He went on to say that Israel was fighting a “very dirty war” in Gaza. It was winning on the military battlefield and “destroying Hamas”, he said, but losing on the media battlefield.
“You
 as the BBC, you do no credit to ordinary Gazans by just blindly 
repeating what terrorist organisations, Isis-like organisations, the 
information which they feed you. It simply doesn’t bear any resemblance 
to the truth,” he said.
Journalists covering 
the war in Gaza were not doing their homework, he said. “You do this 
subject no justice when you repeat their figures.”
When
 Husain raised claims by the Israeli human rights organisation B’Tselem 
that Palestinian prisoners had been tortured, Mencer said: “I think you 
just warrant the pro-Palestinian reporter of the year award, and I 
congratulate you for that.”
B’Tselem’s claims 
were a “fringe opinion”, he said. “And you guys parroting it just 
produces radicalism, which makes Jews in the UK afraid to walk the 
streets.”
Husain
 is one of BBC News’s most respected interviewers, widely admired for 
her tenacity alongside a calm and courteous manner. She has been a 
presenter on the Today programme for 11 years and also presents BBC 
television news. She has been tipped to replace Huw Edwards as the BBC’s
 top news presenter.

● **TASK SET**
1. In the text about the BBC interview, why did Mencer say it was harmful for journalists to repeat B'Tselem's claims?
2. Carry on the text about the BBC interview from its final sentence.

● **Saved data entries**

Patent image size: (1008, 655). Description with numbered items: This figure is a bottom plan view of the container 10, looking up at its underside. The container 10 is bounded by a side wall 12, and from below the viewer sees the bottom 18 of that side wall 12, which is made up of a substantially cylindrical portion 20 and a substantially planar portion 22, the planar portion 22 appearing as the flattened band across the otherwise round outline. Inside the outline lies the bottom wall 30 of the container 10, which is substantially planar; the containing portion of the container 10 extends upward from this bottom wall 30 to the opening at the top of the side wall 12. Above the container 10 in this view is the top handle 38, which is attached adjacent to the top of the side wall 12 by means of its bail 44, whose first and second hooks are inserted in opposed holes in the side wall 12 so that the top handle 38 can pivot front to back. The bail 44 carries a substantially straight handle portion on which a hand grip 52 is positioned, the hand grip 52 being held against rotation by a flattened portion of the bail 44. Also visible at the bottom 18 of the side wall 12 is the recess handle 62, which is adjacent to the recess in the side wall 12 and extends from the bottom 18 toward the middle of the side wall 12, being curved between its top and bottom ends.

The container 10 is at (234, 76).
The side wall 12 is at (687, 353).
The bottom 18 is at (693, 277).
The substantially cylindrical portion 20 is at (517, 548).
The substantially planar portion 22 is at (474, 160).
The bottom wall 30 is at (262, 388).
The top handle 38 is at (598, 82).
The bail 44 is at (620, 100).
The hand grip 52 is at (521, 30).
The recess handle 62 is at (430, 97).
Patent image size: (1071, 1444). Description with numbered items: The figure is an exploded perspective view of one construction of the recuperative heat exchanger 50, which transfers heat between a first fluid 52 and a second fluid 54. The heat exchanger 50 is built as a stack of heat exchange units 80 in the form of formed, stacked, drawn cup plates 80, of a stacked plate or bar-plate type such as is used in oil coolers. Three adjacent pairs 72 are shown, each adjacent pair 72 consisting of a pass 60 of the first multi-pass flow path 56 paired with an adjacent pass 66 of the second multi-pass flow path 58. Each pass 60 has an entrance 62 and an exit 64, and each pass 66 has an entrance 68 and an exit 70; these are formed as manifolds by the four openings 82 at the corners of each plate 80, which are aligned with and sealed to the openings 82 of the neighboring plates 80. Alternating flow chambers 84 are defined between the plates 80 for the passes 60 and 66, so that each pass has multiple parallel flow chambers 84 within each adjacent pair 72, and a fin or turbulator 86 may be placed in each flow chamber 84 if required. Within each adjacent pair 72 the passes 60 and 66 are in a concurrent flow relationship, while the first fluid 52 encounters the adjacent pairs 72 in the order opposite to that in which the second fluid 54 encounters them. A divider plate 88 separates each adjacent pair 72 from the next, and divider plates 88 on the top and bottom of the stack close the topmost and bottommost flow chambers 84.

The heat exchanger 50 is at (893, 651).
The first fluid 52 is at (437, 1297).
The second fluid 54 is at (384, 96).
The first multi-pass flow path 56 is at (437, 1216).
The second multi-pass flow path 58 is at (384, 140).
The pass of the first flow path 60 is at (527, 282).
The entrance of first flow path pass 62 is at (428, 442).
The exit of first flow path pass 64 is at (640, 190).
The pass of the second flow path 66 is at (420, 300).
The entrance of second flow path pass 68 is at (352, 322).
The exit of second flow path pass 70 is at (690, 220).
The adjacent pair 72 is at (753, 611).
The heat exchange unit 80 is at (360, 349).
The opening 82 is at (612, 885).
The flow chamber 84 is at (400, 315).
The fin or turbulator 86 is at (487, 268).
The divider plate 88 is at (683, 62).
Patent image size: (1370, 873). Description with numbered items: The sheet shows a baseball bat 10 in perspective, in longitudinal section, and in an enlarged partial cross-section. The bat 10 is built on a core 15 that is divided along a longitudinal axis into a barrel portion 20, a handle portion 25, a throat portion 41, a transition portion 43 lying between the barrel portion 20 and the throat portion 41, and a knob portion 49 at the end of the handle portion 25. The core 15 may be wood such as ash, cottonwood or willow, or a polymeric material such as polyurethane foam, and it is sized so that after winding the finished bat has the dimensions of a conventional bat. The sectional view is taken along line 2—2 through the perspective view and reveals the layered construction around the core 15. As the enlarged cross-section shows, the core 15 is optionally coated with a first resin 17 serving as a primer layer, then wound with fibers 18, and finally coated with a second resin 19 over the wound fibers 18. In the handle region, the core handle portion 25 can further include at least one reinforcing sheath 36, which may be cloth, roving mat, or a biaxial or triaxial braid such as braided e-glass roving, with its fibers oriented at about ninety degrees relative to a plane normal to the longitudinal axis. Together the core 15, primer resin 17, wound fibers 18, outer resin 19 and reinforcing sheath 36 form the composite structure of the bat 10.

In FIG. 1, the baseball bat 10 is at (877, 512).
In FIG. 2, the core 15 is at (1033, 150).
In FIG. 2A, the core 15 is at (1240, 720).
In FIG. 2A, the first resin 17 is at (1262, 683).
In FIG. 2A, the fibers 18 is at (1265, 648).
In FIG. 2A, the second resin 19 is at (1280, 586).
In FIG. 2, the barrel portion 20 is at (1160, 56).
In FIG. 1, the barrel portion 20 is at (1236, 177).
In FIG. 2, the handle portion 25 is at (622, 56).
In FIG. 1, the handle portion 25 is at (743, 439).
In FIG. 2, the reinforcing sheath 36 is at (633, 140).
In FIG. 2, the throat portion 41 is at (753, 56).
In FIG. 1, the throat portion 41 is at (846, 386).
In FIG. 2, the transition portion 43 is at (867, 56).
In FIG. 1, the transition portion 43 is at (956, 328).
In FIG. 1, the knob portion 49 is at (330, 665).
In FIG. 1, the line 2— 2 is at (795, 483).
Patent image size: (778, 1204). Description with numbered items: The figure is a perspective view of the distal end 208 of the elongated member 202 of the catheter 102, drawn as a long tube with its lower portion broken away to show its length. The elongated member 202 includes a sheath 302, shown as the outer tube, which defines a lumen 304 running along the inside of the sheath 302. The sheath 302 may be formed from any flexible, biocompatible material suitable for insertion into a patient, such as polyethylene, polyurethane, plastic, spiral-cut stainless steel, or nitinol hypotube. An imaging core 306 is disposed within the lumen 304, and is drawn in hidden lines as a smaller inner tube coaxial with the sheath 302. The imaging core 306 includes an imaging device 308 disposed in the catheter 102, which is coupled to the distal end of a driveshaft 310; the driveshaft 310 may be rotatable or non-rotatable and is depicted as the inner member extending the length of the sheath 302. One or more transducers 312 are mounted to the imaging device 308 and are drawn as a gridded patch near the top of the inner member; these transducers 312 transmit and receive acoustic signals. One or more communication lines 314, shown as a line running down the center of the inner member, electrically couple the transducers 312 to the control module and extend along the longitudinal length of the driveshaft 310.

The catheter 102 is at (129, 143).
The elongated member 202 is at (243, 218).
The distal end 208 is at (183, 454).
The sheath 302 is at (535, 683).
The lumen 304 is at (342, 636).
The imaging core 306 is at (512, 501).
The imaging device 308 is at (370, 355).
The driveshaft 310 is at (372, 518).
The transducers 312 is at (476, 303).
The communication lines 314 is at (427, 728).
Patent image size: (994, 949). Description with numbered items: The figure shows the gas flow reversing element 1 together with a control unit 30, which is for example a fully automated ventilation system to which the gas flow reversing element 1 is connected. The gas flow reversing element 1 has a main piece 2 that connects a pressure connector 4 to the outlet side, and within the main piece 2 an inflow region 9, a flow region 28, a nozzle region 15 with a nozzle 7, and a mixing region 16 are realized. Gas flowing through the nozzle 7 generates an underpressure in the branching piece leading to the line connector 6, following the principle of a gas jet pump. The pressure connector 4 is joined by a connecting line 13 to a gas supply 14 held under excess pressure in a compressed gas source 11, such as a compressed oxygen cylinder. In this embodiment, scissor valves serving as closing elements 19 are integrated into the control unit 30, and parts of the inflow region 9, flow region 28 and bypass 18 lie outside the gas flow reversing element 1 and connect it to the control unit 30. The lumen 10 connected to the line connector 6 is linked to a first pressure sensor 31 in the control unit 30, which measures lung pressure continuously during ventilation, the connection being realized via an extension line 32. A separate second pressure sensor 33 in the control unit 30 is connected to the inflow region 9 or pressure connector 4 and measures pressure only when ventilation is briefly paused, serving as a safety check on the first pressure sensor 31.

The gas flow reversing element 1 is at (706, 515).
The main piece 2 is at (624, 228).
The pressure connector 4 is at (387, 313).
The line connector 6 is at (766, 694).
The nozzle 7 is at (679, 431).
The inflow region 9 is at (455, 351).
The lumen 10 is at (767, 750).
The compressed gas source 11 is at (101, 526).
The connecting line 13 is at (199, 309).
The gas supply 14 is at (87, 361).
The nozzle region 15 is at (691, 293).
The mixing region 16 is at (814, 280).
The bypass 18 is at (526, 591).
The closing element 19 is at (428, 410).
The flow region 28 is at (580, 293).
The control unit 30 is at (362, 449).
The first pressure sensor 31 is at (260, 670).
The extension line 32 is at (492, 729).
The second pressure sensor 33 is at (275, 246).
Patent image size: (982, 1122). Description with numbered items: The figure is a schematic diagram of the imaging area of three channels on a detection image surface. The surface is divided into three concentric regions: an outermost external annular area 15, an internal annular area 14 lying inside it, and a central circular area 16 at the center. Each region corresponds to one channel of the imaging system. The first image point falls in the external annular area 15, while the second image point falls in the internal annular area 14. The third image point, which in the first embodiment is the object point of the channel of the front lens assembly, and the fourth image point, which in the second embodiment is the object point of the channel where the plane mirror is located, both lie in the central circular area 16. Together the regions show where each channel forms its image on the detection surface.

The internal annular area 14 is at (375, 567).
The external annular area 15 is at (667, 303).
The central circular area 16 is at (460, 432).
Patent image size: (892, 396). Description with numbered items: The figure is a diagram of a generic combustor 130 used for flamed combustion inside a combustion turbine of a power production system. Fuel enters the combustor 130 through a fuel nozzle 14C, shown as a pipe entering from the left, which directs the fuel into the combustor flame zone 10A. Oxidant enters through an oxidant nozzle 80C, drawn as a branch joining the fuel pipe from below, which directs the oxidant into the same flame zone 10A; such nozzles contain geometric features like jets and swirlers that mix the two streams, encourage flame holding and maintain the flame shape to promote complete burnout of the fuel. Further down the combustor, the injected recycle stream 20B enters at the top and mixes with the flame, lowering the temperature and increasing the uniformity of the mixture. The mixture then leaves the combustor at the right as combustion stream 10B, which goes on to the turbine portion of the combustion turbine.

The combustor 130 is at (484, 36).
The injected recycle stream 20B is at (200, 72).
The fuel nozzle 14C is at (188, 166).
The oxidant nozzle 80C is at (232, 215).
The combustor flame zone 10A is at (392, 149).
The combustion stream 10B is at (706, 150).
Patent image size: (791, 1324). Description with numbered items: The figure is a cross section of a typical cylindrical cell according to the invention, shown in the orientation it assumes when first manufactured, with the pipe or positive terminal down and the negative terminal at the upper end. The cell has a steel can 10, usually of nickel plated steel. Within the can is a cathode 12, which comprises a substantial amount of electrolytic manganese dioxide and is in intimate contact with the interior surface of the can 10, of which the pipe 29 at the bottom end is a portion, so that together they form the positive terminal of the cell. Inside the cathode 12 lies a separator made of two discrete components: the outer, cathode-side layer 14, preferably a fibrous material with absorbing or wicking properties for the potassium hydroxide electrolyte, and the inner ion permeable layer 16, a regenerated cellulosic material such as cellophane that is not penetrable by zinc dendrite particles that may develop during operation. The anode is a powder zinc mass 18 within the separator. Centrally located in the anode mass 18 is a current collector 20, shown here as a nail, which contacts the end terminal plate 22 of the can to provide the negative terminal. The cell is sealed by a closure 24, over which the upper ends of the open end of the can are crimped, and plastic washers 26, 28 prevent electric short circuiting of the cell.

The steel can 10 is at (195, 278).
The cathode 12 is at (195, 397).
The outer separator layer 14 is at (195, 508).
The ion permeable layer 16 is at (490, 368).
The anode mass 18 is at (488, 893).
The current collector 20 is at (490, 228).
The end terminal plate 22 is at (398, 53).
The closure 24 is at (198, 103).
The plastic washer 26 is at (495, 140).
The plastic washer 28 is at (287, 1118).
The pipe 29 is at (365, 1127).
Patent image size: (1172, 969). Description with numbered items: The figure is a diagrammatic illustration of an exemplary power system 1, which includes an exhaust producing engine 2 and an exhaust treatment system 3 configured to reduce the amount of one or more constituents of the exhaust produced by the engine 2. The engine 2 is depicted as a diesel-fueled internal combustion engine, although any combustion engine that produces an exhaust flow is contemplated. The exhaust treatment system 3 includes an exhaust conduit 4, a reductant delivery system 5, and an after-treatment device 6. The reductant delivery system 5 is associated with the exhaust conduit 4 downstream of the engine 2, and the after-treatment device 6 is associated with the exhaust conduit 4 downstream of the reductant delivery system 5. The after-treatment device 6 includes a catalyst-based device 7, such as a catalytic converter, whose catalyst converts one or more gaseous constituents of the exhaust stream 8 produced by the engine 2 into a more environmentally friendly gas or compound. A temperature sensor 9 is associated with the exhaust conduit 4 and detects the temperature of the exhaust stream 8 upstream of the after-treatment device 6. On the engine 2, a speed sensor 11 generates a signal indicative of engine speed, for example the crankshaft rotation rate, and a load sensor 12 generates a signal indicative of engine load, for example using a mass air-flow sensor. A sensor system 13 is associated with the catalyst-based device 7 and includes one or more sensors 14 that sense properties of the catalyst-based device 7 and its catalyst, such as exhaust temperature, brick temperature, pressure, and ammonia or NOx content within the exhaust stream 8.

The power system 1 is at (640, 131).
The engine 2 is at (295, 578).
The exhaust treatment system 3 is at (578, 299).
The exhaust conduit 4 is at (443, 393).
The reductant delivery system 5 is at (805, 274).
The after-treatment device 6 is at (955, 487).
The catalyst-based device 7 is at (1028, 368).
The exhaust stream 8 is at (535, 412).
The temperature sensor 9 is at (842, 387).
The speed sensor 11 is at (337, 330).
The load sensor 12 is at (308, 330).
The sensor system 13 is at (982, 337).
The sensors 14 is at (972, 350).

● **REPLIES**
1. Mencer called B'Tselem's claims a "fringe opinion" and said that journalists repeating them produces radicalism. He said that radicalism makes Jews in the UK afraid to walk the streets.

2.
Mencer is a British media
 and public relations specialist, who has acted as a spokesperson for 
the Israeli government since last autumn. He is a former director of 
Labour Friends of Israel.
In their interview, 
Husain raised the Israeli government’s ban on international journalists 
reporting from Gaza, which has been in place since the war began last 
October.
Mencer said the presence of 
international journalists would complicate Israel’s efforts to free 
hostages being held by Hamas and other organisations. “There is no 
shortage of news coming out of Gaza. For heaven’s sake, it’s the most 
reported conflict of modern time,” he said.
International
 news organisations have been frustrated by the ban, which has made it 
difficult to verify claims made by both sides. At least 113 Palestinian 
journalists and media workers have been killed in the war so far, according to the Committee to Protect Journalists.